DIRECTION:
Your task is to reproduce the material exactly.

ENTRIES PROVIDED:
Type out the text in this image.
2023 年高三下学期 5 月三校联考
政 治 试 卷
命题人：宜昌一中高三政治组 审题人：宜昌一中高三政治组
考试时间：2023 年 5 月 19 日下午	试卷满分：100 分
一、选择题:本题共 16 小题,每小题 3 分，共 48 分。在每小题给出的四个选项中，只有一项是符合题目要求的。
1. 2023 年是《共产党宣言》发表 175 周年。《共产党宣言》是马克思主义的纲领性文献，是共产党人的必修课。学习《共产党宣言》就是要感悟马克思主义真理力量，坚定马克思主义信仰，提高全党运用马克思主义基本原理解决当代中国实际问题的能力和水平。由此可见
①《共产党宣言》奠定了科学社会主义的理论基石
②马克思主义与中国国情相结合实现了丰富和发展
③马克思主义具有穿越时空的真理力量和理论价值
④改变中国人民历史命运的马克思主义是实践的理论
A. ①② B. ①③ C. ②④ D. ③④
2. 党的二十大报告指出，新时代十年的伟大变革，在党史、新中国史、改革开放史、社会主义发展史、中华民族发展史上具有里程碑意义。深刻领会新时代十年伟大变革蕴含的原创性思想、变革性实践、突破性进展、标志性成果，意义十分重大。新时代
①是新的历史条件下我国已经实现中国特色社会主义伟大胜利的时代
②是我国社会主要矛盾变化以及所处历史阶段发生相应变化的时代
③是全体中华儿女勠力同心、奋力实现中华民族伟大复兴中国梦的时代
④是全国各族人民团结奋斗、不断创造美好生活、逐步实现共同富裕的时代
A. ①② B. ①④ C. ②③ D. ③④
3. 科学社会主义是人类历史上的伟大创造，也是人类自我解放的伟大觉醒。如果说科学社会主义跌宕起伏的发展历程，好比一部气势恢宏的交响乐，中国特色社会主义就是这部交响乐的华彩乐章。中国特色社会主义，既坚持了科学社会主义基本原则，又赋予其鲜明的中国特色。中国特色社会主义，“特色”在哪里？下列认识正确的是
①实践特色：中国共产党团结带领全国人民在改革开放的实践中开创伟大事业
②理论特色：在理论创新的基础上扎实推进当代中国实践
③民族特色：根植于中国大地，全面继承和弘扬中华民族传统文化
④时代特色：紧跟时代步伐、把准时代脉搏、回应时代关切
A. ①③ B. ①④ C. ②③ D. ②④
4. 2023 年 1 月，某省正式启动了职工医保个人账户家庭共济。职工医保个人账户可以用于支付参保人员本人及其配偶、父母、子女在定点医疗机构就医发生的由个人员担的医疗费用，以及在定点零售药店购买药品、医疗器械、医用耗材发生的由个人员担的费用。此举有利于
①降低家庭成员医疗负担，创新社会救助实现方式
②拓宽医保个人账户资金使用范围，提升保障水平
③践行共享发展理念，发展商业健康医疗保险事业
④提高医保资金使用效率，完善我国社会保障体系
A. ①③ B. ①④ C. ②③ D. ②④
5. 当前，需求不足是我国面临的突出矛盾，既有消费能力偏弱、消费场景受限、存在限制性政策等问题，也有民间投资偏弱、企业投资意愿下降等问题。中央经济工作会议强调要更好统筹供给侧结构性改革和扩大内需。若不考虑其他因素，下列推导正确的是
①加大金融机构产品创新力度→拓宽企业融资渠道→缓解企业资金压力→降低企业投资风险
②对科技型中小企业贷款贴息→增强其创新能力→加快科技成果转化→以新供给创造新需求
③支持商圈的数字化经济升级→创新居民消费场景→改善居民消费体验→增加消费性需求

RESPONSE:
Type out the text in this image.
2023 年高三下学期 5 月三校联考
政 治 试 卷
命题人：宜昌一中高三政治组 审题人：宜昌一中高三政治组
考试时间：2023 年 5 月 19 日下午	试卷满分：100 分
一、选择题:本题共 16 小题,每小题 3 分，共 48 分。在每小题给出的四个选项中，只有一项是符合题目要求的。
1. 2023 年是《共产党宣言》发表 175 周年。《共产党宣言》是马克思主义的纲领性文献，是共产党人的必修课。学习《共产党宣言》就是要感悟马克思主义真理力量，坚定马克思主义信仰，提高全党运用马克思主义基本原理解决当代中国实际问题的能力和水平。由此可见
①《共产党宣言》奠定了科学社会主义的理论基石
②马克思主义与中国国情相结合实现了丰富和发展
③马克思主义具有穿越时空的真理力量和理论价值
④改变中国人民历史命运的马克思主义是实践的理论
A. ①② B. ①③ C. ②④ D. ③④
2. 党的二十大报告指出，新时代十年的伟大变革，在党史、新中国史、改革开放史、社会主义发展史、中华民族发展史上具有里程碑意义。深刻领会新时代十年伟大变革蕴含的原创性思想、变革性实践、突破性进展、标志性成果，意义十分重大。新时代
①是新的历史条件下我国已经实现中国特色社会主义伟大胜利的时代
②是我国社会主要矛盾变化以及所处历史阶段发生相应变化的时代
③是全体中华儿女勠力同心、奋力实现中华民族伟大复兴中国梦的时代
④是全国各族人民团结奋斗、不断创造美好生活、逐步实现共同富裕的时代
A. ①② B. ①④ C. ②③ D. ③④
3. 科学社会主义是人类历史上的伟大创造，也是人类自我解放的伟大觉醒。如果说科学社会主义跌宕起伏的发展历程，好比一部气势恢宏的交响乐，中国特色社会主义就是这部交响乐的华彩乐章。中国特色社会主义，既坚持了科学社会主义基本原则，又赋予其鲜明的中国特色。中国特色社会主义，“特色”在哪里？下列认识正确的是
①实践特色：中国共产党团结带领全国人民在改革开放的实践中开创伟大事业
②理论特色：在理论创新的基础上扎实推进当代中国实践
③民族特色：根植于中国大地，全面继承和弘扬中华民族传统文化
④时代特色：紧跟时代步伐、把准时代脉搏、回应时代关切
A. ①③ B. ①④ C. ②③ D. ②④
4. 2023 年 1 月，某省正式启动了职工医保个人账户家庭共济。职工医保个人账户可以用于支付参保人员本人及其配偶、父母、子女在定点医疗机构就医发生的由个人员担的医疗费用，以及在定点零售药店购买药品、医疗器械、医用耗材发生的由个人员担的费用。此举有利于
①降低家庭成员医疗负担，创新社会救助实现方式
②拓宽医保个人账户资金使用范围，提升保障水平
③践行共享发展理念，发展商业健康医疗保险事业
④提高医保资金使用效率，完善我国社会保障体系
A. ①③ B. ①④ C. ②③ D. ②④
5. 当前，需求不足是我国面临的突出矛盾，既有消费能力偏弱、消费场景受限、存在限制性政策等问题，也有民间投资偏弱、企业投资意愿下降等问题。中央经济工作会议强调要更好统筹供给侧结构性改革和扩大内需。若不考虑其他因素，下列推导正确的是
①加大金融机构产品创新力度→拓宽企业融资渠道→缓解企业资金压力→降低企业投资风险
②对科技型中小企业贷款贴息→增强其创新能力→加快科技成果转化→以新供给创造新需求
③支持商圈的数字化经济升级→创新居民消费场景→改善居民消费体验→增加消费性需求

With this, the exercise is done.